Edit the lines starting with the line that contains "item-1-line: 1. Одобрить" and going on through the line that contains "seal-number: №1 — [270, 686, 314, 719]", replacing "preamble-line" with "preamble-text-line" and leaving everything else unchanged. Give only those lines.
>> Start
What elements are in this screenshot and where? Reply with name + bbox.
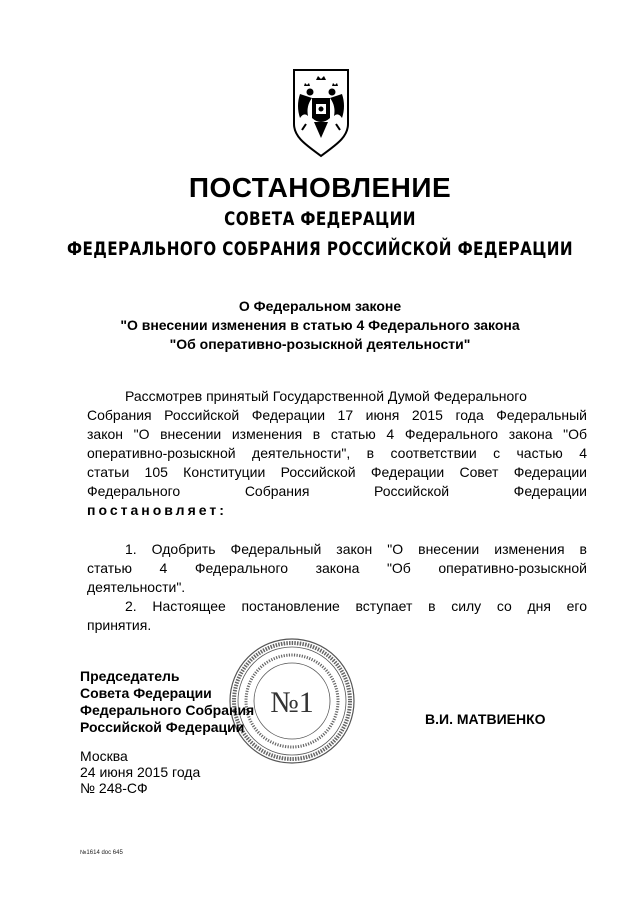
item-1-line: 1. Одобрить Федеральный закон "О внесении изменения в — [125, 541, 587, 557]
place: Москва — [80, 748, 128, 764]
signatory-position-line: Совета Федерации — [80, 685, 212, 701]
subject-line-3: "Об оперативно-розыскной деятельности" — [169, 336, 471, 352]
resolves-word: постановляет: — [87, 502, 227, 518]
date: 24 июня 2015 года — [80, 764, 201, 780]
issuer-line-1: СОВЕТА ФЕДЕРАЦИИ — [224, 208, 416, 230]
preamble-last-line: Федерального Собрания Российской Федерации — [87, 483, 587, 499]
document-title: ПОСТАНОВЛЕНИЕ — [188, 172, 452, 203]
preamble-line: оперативно-розыскной деятельности", в соответствии с частью 4 — [87, 445, 587, 461]
preamble-line: Собрания Российской Федерации 17 июня 2015 года Федеральный — [87, 407, 587, 423]
subject-line-1: О Федеральном законе — [238, 298, 402, 314]
signatory-position-line: Федерального Собрания — [80, 702, 255, 718]
preamble-line: закон "О внесении изменения в статью 4 Федерального закона "Об — [87, 426, 587, 442]
coat-of-arms-icon — [288, 66, 354, 158]
issuer-line-2: ФЕДЕРАЛЬНОГО СОБРАНИЯ РОССИЙСКОЙ ФЕДЕРАЦИИ — [67, 238, 573, 260]
item-1-line: статью 4 Федерального закона "Об оперативно-розыскной — [87, 560, 587, 576]
seal-number: №1 — [270, 686, 314, 719]
subject-line-2: "О внесении изменения в статью 4 Федерального закона — [120, 317, 520, 333]
document-number: № 248-СФ — [80, 780, 148, 796]
item-1-line: деятельности". — [87, 579, 186, 595]
official-seal — [226, 636, 358, 766]
signatory-position-line: Председатель — [80, 668, 180, 684]
item-2-line: 2. Настоящее постановление вступает в силу со дня его — [125, 598, 587, 614]
file-reference: №1614 doc 645 — [80, 850, 123, 856]
signatory-name: В.И. МАТВИЕНКО — [425, 711, 546, 727]
item-2-line: принятия. — [87, 617, 152, 633]
signatory-position-line: Российской Федерации — [80, 719, 245, 735]
preamble-line: статьи 105 Конституции Российской Федерации Совет Федерации — [87, 464, 587, 480]
preamble-line: Рассмотрев принятый Государственной Думой Федерального — [125, 388, 527, 404]
preamble-line — [87, 482, 587, 501]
>> End
**EXPECTED ANSWER**
item-1-line: 1. Одобрить Федеральный закон "О внесении изменения в — [125, 541, 587, 557]
place: Москва — [80, 748, 128, 764]
signatory-position-line: Совета Федерации — [80, 685, 212, 701]
subject-line-3: "Об оперативно-розыскной деятельности" — [169, 336, 471, 352]
resolves-word: постановляет: — [87, 502, 227, 518]
date: 24 июня 2015 года — [80, 764, 201, 780]
issuer-line-1: СОВЕТА ФЕДЕРАЦИИ — [224, 208, 416, 230]
preamble-last-line: Федерального Собрания Российской Федерации — [87, 483, 587, 499]
document-title: ПОСТАНОВЛЕНИЕ — [188, 172, 452, 203]
preamble-text-line: оперативно-розыскной деятельности", в соответствии с частью 4 — [87, 445, 587, 461]
preamble-text-line: Собрания Российской Федерации 17 июня 2015 года Федеральный — [87, 407, 587, 423]
subject-line-1: О Федеральном законе — [238, 298, 402, 314]
signatory-position-line: Федерального Собрания — [80, 702, 255, 718]
preamble-text-line: закон "О внесении изменения в статью 4 Федерального закона "Об — [87, 426, 587, 442]
coat-of-arms-icon — [288, 66, 354, 158]
issuer-line-2: ФЕДЕРАЛЬНОГО СОБРАНИЯ РОССИЙСКОЙ ФЕДЕРАЦИИ — [67, 238, 573, 260]
item-1-line: статью 4 Федерального закона "Об оперативно-розыскной — [87, 560, 587, 576]
seal-number: №1 — [270, 686, 314, 719]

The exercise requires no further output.